— Start MATERIAL FOR THE TASK —

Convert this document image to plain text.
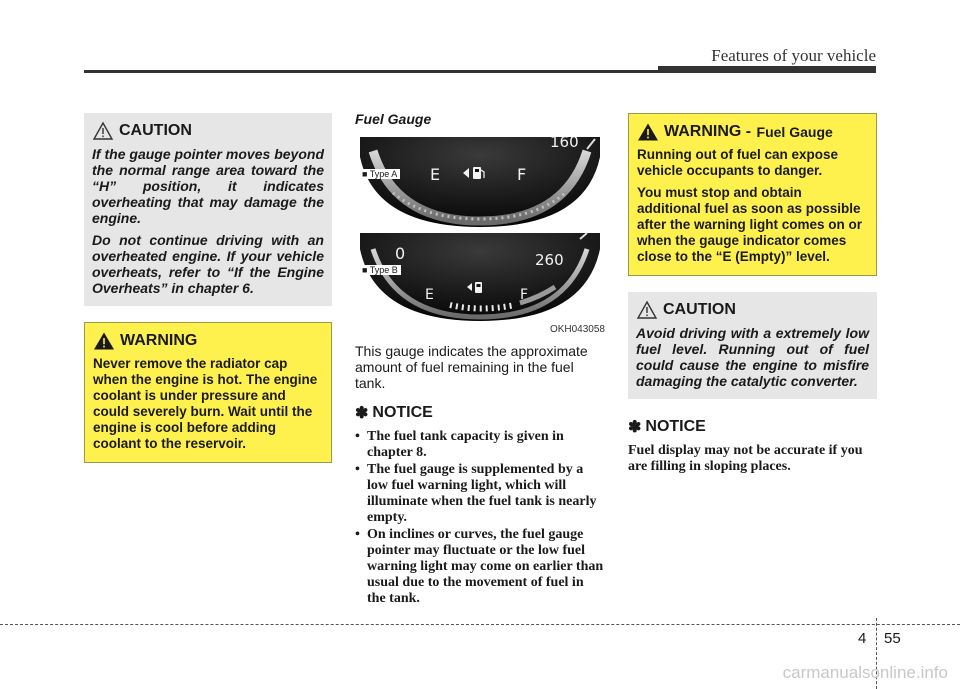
Features of your vehicle
CAUTION

If the gauge pointer moves beyond the normal range area toward the “H” position, it indicates overheating that may damage the engine.

Do not continue driving with an overheated engine. If your vehicle overheats, refer to “If the Engine Overheats” in chapter 6.

WARNING

Never remove the radiator cap when the engine is hot. The engine coolant is under pressure and could severely burn. Wait until the engine is cool before adding coolant to the reservoir.

Fuel Gauge
E	F
160
0	260
E	F
■ Type A
■ Type B
OKH043058

This gauge indicates the approximate amount of fuel remaining in the fuel tank.

✽ NOTICE
• The fuel tank capacity is given in chapter 8.
• The fuel gauge is supplemented by a low fuel warning light, which will illuminate when the fuel tank is nearly empty.
• On inclines or curves, the fuel gauge pointer may fluctuate or the low fuel warning light may come on earlier than usual due to the movement of fuel in the tank.
WARNING - Fuel Gauge

Running out of fuel can expose vehicle occupants to danger.

You must stop and obtain additional fuel as soon as possible after the warning light comes on or when the gauge indicator comes close to the “E (Empty)” level.

CAUTION

Avoid driving with a extremely low fuel level. Running out of fuel could cause the engine to misfire damaging the catalytic converter.

✽ NOTICE

Fuel display may not be accurate if you are filling in sloping places.

4 55
carmanualsonline.info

— End MATERIAL FOR THE TASK —

- **EXERCISE DETAILS**:
Set down all the data again exactly as above, pictures excluded.

- **SOLUTION TO THE PROBLEM**:
Convert this document image to plain text.
Features of your vehicle
CAUTION

If the gauge pointer moves beyond the normal range area toward the “H” position, it indicates overheating that may damage the engine.

Do not continue driving with an overheated engine. If your vehicle overheats, refer to “If the Engine Overheats” in chapter 6.

WARNING

Never remove the radiator cap when the engine is hot. The engine coolant is under pressure and could severely burn. Wait until the engine is cool before adding coolant to the reservoir.

Fuel Gauge
E	F
160
0	260
E	F
■ Type A
■ Type B
OKH043058

This gauge indicates the approximate amount of fuel remaining in the fuel tank.

✽ NOTICE
• The fuel tank capacity is given in chapter 8.
• The fuel gauge is supplemented by a low fuel warning light, which will illuminate when the fuel tank is nearly empty.
• On inclines or curves, the fuel gauge pointer may fluctuate or the low fuel warning light may come on earlier than usual due to the movement of fuel in the tank.
WARNING - Fuel Gauge

Running out of fuel can expose vehicle occupants to danger.

You must stop and obtain additional fuel as soon as possible after the warning light comes on or when the gauge indicator comes close to the “E (Empty)” level.

CAUTION

Avoid driving with a extremely low fuel level. Running out of fuel could cause the engine to misfire damaging the catalytic converter.

✽ NOTICE

Fuel display may not be accurate if you are filling in sloping places.

4 55
carmanualsonline.info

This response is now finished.